● Exercise objective
Report back each line of the records that contains the string "color".

● Records provided
- - -

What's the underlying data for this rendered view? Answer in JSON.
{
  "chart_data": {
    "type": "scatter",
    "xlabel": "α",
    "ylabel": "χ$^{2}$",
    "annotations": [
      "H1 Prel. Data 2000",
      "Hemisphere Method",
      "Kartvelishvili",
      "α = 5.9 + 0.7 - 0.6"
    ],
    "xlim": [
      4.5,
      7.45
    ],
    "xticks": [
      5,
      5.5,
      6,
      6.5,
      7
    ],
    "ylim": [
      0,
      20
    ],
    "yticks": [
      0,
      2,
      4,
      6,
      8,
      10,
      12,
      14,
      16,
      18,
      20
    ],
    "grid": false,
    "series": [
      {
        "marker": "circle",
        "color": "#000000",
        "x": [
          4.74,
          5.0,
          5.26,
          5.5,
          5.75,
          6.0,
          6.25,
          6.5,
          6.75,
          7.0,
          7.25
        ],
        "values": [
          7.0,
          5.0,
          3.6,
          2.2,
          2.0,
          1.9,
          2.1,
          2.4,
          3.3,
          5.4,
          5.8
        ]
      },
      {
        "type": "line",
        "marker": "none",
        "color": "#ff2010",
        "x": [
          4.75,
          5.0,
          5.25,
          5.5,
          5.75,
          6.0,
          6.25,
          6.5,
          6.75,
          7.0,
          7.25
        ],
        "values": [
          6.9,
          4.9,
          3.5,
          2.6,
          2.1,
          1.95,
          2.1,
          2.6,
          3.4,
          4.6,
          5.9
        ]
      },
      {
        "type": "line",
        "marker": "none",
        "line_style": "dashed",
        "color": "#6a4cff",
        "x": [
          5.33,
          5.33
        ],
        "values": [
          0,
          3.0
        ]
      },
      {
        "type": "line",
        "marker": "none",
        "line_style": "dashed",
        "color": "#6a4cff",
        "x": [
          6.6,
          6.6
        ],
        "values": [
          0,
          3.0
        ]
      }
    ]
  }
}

- - -

● Task solution
        "color": "#000000",
        "color": "#ff2010",
        "color": "#6a4cff",
        "color": "#6a4cff",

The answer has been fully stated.